WHAT YOU HAVE TO DO =
Find every line of the listing below where "content" appears, and copy it.

SUPPLIED DATA =
--

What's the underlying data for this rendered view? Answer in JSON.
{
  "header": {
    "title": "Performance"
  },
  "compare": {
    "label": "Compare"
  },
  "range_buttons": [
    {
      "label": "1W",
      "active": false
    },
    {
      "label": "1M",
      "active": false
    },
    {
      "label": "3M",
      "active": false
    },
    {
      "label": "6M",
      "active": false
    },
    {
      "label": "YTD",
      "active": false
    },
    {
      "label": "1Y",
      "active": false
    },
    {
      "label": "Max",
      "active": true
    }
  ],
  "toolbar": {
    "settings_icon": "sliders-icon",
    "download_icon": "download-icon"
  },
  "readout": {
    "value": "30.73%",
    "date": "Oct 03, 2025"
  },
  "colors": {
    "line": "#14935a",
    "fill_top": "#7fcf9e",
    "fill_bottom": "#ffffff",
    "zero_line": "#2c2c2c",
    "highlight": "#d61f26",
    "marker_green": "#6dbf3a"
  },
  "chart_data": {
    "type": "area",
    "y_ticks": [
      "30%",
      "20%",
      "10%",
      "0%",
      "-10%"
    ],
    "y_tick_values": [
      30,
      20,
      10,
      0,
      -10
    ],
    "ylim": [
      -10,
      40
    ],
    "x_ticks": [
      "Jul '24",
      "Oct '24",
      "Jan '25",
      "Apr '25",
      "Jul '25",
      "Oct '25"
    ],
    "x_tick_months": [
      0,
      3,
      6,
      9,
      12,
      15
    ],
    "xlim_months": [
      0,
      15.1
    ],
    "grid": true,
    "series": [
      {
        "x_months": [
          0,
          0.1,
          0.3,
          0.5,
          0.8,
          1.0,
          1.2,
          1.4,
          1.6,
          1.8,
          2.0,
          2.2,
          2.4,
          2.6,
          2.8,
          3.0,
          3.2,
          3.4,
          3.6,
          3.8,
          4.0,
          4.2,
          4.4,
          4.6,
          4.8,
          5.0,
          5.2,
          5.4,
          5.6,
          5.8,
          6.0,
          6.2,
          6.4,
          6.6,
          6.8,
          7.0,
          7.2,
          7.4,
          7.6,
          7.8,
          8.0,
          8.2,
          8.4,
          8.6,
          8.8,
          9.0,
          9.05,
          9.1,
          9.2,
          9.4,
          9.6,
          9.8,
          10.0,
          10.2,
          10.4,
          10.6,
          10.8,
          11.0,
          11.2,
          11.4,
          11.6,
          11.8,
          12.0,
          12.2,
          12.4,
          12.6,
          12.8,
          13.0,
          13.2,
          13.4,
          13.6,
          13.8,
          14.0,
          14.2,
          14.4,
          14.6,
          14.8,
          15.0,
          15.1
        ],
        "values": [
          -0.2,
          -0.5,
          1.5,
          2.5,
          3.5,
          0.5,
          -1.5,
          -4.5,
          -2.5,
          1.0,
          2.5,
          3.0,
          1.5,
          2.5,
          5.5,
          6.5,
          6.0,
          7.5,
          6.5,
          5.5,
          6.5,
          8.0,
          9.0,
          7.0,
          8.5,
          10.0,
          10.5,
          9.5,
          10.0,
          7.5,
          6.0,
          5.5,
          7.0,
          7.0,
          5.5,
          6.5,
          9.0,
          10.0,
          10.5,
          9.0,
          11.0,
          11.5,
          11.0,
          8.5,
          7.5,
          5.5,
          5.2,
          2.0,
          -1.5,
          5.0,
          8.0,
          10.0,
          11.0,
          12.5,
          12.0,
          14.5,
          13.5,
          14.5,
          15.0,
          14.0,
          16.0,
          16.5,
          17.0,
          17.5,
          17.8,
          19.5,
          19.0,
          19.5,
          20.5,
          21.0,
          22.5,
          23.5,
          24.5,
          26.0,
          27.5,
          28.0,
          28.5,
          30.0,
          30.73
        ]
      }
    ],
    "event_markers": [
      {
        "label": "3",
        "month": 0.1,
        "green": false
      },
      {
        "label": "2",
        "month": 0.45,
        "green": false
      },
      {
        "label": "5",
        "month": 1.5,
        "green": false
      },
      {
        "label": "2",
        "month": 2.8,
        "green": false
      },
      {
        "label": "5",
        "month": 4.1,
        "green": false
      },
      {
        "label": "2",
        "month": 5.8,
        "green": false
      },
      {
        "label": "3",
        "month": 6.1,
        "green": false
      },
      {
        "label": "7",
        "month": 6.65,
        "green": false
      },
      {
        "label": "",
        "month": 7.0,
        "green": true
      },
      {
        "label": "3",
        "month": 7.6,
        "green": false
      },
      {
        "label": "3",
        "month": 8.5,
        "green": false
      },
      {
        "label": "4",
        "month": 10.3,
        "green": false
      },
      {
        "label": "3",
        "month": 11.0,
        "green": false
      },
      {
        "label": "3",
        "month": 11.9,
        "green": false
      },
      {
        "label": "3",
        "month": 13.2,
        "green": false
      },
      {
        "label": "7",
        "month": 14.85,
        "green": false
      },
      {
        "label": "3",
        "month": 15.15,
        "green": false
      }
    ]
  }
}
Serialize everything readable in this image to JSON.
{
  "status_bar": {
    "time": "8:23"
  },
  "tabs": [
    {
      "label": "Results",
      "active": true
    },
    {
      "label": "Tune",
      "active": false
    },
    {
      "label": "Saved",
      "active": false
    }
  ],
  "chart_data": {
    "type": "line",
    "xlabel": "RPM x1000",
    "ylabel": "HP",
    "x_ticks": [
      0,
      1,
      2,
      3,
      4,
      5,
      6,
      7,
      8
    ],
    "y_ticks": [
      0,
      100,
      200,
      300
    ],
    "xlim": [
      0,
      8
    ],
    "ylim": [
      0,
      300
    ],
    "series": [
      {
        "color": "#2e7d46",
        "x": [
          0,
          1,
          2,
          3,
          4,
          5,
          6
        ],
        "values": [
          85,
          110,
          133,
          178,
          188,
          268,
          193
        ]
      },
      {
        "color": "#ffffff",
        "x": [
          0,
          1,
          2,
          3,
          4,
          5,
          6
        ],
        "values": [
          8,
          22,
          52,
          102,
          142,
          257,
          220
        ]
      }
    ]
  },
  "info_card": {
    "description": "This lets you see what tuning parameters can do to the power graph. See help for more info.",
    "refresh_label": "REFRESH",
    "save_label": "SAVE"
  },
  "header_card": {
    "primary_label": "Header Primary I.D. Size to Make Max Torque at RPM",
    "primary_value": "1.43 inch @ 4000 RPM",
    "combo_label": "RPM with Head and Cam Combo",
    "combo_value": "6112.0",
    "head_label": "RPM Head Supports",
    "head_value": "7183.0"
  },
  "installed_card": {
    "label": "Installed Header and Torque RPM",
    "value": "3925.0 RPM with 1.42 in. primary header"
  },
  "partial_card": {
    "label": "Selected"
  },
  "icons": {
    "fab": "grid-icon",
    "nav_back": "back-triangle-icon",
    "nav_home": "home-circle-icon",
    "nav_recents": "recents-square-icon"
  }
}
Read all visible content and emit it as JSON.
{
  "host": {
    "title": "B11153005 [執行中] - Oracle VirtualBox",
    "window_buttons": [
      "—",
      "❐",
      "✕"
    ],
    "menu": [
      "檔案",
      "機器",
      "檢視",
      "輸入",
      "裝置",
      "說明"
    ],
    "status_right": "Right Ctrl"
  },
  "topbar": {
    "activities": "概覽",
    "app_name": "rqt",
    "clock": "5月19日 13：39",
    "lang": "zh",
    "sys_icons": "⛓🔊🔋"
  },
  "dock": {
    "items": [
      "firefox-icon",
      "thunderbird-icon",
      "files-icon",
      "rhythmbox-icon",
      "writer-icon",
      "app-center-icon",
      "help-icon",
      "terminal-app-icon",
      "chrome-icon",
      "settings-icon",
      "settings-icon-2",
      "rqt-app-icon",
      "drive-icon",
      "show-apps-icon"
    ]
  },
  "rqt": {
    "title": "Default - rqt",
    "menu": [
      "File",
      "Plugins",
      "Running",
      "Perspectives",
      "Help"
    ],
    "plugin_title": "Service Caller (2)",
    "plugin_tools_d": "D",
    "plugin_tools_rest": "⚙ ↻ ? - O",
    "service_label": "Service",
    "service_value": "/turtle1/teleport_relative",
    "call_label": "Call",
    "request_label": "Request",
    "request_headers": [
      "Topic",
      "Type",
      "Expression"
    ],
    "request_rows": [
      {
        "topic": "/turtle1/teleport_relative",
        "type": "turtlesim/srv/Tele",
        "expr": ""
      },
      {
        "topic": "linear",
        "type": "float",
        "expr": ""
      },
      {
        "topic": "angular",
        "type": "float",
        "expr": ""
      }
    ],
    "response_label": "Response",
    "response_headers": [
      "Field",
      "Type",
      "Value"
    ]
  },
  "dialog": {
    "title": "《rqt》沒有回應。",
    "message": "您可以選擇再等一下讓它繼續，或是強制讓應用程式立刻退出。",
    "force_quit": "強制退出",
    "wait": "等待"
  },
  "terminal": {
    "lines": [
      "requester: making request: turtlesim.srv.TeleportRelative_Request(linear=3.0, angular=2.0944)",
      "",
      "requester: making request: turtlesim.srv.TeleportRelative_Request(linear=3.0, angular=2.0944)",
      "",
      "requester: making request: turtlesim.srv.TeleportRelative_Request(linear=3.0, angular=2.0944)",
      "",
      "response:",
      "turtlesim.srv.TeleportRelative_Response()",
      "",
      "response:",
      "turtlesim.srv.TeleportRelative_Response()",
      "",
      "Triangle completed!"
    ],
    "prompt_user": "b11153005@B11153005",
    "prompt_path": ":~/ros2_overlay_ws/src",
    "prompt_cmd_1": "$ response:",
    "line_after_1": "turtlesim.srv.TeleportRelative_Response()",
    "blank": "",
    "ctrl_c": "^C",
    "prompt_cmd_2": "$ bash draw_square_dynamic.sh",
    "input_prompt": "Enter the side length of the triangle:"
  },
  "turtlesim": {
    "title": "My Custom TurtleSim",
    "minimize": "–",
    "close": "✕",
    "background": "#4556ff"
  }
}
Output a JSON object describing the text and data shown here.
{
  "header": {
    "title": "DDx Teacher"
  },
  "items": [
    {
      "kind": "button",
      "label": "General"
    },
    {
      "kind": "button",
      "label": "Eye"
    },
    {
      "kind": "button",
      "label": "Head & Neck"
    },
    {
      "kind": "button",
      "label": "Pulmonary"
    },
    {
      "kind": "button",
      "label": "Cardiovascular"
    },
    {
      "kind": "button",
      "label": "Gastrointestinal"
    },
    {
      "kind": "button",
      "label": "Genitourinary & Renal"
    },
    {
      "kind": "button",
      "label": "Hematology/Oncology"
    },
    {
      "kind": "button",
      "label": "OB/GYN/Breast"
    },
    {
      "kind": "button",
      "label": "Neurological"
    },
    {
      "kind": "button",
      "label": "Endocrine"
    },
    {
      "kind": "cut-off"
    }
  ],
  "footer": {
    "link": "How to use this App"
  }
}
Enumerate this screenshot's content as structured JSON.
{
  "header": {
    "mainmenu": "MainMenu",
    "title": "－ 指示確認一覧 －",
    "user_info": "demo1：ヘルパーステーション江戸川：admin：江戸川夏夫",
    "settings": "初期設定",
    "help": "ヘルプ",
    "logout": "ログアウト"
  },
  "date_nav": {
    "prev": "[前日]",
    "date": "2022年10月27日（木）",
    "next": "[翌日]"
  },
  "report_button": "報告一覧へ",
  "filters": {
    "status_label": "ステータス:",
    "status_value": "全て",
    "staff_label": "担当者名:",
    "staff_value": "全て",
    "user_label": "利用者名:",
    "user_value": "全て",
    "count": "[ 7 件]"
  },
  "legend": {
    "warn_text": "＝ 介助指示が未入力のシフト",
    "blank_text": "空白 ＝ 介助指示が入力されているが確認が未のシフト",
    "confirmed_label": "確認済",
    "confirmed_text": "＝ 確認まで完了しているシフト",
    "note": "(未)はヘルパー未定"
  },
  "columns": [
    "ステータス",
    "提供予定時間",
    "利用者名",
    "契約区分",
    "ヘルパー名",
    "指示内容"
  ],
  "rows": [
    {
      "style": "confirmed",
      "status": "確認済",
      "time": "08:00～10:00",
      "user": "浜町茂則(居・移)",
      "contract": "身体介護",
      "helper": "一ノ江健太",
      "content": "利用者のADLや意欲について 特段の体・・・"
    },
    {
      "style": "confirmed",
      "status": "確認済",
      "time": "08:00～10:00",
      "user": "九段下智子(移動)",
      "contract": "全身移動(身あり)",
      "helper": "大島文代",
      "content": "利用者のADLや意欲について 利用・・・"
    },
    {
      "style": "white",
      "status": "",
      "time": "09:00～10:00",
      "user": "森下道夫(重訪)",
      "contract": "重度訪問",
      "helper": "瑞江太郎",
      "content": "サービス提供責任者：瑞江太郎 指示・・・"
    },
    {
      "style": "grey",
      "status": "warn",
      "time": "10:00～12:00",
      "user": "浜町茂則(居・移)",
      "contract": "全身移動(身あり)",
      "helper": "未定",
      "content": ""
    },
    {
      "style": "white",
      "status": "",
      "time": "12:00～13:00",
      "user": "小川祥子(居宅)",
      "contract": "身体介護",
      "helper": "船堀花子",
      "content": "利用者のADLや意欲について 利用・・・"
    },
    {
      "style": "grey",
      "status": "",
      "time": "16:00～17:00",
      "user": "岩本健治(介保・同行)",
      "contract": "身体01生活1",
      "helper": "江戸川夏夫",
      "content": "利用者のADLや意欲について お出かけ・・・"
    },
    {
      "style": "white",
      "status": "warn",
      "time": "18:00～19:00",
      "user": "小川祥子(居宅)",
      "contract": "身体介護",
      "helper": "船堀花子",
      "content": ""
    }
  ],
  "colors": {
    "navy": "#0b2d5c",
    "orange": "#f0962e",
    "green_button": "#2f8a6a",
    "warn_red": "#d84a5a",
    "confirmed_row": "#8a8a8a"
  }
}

--

FULL SOLUTION =
Read all visible content and emit it as JSON.
Enumerate this screenshot's content as structured JSON.
      "content": "利用者のADLや意欲について 特段の体・・・"
      "content": "利用者のADLや意欲について 利用・・・"
      "content": "サービス提供責任者：瑞江太郎 指示・・・"
      "content": ""
      "content": "利用者のADLや意欲について 利用・・・"
      "content": "利用者のADLや意欲について お出かけ・・・"
      "content": ""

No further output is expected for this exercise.